Figure data in JSON

━━━━━━━━━━━━━━━━━━━━

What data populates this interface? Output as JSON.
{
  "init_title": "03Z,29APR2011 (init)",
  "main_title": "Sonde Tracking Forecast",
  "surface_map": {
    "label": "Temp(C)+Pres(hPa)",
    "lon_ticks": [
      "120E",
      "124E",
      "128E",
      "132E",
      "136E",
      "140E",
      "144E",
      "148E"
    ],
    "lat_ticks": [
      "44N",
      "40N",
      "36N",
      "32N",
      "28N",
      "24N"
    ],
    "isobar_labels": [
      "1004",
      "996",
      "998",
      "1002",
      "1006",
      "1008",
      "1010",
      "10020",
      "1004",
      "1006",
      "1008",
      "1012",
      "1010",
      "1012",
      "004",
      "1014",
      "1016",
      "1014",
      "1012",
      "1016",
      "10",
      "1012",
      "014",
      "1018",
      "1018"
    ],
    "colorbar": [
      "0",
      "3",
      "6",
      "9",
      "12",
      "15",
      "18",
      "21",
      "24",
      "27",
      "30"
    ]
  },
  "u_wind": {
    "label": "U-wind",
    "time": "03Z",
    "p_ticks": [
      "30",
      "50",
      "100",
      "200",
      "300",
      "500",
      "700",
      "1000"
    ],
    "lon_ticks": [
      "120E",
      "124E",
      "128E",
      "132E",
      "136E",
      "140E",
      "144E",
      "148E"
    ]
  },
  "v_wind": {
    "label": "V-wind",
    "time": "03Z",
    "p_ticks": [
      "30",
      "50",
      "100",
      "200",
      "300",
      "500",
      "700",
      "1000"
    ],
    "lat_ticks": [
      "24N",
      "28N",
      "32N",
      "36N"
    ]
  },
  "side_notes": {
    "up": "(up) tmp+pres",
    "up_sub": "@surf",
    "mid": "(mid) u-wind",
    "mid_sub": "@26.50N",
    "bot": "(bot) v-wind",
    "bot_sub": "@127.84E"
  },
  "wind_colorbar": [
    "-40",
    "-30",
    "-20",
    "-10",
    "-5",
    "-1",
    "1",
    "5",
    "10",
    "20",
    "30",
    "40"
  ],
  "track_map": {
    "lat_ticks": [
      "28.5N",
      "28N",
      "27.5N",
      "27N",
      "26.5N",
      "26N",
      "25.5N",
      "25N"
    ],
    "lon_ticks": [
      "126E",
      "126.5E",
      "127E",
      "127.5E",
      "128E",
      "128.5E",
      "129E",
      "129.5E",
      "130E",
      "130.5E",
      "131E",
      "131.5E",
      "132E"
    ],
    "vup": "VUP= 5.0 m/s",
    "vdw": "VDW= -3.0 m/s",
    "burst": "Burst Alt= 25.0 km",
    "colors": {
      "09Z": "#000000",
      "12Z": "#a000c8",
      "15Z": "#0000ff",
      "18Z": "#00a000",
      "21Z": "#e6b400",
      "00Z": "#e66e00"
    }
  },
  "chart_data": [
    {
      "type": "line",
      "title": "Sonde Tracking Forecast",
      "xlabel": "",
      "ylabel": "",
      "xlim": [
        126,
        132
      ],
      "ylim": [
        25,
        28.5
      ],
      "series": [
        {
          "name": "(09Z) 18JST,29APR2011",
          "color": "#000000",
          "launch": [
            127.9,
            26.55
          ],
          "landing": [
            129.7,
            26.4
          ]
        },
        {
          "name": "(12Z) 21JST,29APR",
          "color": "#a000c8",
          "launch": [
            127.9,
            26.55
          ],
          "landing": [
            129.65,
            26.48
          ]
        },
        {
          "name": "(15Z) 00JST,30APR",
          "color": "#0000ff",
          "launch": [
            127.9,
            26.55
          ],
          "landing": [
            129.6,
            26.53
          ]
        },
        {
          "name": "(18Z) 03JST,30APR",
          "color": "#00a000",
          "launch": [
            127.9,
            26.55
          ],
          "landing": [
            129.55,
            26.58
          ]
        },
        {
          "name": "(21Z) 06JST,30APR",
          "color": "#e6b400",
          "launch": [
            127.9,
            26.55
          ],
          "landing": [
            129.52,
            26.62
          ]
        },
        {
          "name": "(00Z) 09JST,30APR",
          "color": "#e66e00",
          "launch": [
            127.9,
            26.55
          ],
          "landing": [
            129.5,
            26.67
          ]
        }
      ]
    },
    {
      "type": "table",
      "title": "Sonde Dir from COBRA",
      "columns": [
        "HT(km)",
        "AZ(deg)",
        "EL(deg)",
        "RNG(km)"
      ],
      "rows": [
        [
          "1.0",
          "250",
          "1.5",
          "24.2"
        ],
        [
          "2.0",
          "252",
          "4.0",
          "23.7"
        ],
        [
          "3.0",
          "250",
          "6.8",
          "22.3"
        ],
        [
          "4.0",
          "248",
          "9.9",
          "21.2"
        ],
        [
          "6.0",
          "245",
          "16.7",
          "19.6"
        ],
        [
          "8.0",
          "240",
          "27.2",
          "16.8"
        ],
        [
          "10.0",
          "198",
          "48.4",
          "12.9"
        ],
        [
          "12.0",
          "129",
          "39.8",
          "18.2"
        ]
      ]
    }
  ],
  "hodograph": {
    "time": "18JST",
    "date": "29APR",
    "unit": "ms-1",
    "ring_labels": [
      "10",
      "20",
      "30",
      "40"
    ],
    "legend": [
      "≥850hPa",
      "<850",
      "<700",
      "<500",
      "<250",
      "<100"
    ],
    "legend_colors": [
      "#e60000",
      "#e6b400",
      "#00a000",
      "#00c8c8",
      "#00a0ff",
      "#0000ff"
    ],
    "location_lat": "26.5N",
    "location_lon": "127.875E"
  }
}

━━━━━━━━━━━━━━━━━━━━

[CHALLENGE]: In the entries above, count each line that holds "name". Give the total and nothing else.

[RESULT FOR THIS TASK]: 6